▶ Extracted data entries
§
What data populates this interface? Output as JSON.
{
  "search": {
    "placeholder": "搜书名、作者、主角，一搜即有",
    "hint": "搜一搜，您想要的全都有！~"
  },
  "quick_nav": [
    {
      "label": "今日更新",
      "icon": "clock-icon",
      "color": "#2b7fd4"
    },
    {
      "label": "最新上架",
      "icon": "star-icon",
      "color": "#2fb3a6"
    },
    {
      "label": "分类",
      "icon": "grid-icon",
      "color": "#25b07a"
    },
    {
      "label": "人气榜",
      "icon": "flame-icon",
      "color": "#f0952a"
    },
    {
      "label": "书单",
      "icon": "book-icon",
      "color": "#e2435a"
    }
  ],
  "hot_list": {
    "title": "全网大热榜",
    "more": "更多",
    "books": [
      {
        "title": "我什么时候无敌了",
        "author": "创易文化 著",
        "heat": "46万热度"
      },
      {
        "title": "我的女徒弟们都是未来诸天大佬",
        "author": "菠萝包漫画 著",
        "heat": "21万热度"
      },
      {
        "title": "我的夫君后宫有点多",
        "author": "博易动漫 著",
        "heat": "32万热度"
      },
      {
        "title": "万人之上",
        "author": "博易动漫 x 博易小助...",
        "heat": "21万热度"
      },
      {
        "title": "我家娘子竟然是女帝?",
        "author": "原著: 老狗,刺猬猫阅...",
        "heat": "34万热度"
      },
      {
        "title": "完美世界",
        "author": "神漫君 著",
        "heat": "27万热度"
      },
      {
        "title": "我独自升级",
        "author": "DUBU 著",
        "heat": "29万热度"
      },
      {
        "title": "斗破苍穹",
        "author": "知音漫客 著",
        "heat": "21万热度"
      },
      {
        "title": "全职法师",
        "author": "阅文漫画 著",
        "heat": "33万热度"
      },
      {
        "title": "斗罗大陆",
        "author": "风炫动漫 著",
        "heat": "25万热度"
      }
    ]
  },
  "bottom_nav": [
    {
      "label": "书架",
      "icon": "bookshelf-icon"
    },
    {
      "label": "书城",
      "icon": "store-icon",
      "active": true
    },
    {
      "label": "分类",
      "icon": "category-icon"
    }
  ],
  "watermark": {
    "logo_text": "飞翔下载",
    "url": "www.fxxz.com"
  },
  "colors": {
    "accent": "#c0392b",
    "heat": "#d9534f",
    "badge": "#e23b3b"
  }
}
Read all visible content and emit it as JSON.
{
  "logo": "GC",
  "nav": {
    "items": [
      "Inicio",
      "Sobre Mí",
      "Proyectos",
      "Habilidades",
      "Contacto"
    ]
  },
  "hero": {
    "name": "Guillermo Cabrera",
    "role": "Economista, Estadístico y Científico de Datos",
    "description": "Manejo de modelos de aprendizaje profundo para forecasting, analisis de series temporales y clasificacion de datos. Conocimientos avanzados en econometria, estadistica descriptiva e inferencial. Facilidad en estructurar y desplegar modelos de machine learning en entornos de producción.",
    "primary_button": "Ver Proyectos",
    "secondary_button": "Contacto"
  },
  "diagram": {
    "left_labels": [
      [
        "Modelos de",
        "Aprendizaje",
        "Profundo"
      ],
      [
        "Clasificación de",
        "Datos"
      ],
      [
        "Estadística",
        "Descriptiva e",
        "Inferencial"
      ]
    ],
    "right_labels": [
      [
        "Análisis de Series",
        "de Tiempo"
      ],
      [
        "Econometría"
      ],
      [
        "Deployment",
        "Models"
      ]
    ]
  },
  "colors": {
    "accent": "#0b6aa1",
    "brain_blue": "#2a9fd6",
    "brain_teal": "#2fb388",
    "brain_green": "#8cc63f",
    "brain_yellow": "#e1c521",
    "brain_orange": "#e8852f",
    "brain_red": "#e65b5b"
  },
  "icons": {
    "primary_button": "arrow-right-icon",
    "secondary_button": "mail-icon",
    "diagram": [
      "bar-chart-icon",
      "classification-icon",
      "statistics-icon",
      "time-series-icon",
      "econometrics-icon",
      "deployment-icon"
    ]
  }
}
§
▶ WHAT IS BEING ASKED
Show every line where the string "Contacto" appears.

▶ ANSWER BELOW
      "Contacto"
    "secondary_button": "Contacto"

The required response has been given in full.